REQUIRED TASK →
Format the listing as a JSON array of strings, one string per line, skipping any blank lines.

DATA SHOWN →
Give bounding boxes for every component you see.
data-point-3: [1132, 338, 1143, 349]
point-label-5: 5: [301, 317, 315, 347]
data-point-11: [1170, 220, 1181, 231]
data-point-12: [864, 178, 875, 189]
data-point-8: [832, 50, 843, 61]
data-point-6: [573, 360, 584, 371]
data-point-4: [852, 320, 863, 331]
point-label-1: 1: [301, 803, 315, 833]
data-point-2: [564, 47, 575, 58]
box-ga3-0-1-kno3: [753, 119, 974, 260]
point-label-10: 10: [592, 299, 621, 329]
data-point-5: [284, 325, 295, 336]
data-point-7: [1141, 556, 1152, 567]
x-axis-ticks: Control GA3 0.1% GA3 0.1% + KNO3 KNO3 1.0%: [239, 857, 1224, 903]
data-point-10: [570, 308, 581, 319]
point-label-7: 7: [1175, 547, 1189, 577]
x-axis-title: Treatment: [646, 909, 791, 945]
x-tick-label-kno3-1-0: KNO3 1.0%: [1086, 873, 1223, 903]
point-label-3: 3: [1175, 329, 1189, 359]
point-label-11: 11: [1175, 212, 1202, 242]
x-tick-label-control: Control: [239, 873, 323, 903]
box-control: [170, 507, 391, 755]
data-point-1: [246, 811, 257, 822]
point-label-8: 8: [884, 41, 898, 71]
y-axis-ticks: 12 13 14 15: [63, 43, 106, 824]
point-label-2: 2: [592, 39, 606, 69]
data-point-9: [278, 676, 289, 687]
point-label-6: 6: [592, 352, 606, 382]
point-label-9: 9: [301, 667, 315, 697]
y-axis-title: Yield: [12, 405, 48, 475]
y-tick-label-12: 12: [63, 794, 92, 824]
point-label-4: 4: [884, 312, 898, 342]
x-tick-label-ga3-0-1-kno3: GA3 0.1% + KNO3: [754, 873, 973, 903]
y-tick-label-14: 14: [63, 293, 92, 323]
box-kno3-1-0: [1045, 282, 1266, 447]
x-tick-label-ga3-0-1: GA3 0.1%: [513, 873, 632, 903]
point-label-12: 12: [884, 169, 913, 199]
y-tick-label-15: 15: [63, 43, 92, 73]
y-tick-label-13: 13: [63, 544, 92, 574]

SOLUTION →
[
  "Give bounding boxes for every component you see.",
  "data-point-3: [1132, 338, 1143, 349]",
  "point-label-5: 5: [301, 317, 315, 347]",
  "data-point-11: [1170, 220, 1181, 231]",
  "data-point-12: [864, 178, 875, 189]",
  "data-point-8: [832, 50, 843, 61]",
  "data-point-6: [573, 360, 584, 371]",
  "data-point-4: [852, 320, 863, 331]",
  "point-label-1: 1: [301, 803, 315, 833]",
  "data-point-2: [564, 47, 575, 58]",
  "box-ga3-0-1-kno3: [753, 119, 974, 260]",
  "point-label-10: 10: [592, 299, 621, 329]",
  "data-point-5: [284, 325, 295, 336]",
  "data-point-7: [1141, 556, 1152, 567]",
  "x-axis-ticks: Control GA3 0.1% GA3 0.1% + KNO3 KNO3 1.0%: [239, 857, 1224, 903]",
  "data-point-10: [570, 308, 581, 319]",
  "point-label-7: 7: [1175, 547, 1189, 577]",
  "x-axis-title: Treatment: [646, 909, 791, 945]",
  "x-tick-label-kno3-1-0: KNO3 1.0%: [1086, 873, 1223, 903]",
  "point-label-3: 3: [1175, 329, 1189, 359]",
  "point-label-11: 11: [1175, 212, 1202, 242]",
  "x-tick-label-control: Control: [239, 873, 323, 903]",
  "box-control: [170, 507, 391, 755]",
  "data-point-1: [246, 811, 257, 822]",
  "point-label-8: 8: [884, 41, 898, 71]",
  "y-axis-ticks: 12 13 14 15: [63, 43, 106, 824]",
  "point-label-2: 2: [592, 39, 606, 69]",
  "data-point-9: [278, 676, 289, 687]",
  "point-label-6: 6: [592, 352, 606, 382]",
  "point-label-9: 9: [301, 667, 315, 697]",
  "y-axis-title: Yield: [12, 405, 48, 475]",
  "y-tick-label-12: 12: [63, 794, 92, 824]",
  "point-label-4: 4: [884, 312, 898, 342]",
  "x-tick-label-ga3-0-1-kno3: GA3 0.1% + KNO3: [754, 873, 973, 903]",
  "y-tick-label-14: 14: [63, 293, 92, 323]",
  "box-kno3-1-0: [1045, 282, 1266, 447]",
  "x-tick-label-ga3-0-1: GA3 0.1%: [513, 873, 632, 903]",
  "point-label-12: 12: [884, 169, 913, 199]",
  "y-tick-label-15: 15: [63, 43, 92, 73]",
  "y-tick-label-13: 13: [63, 544, 92, 574]"
]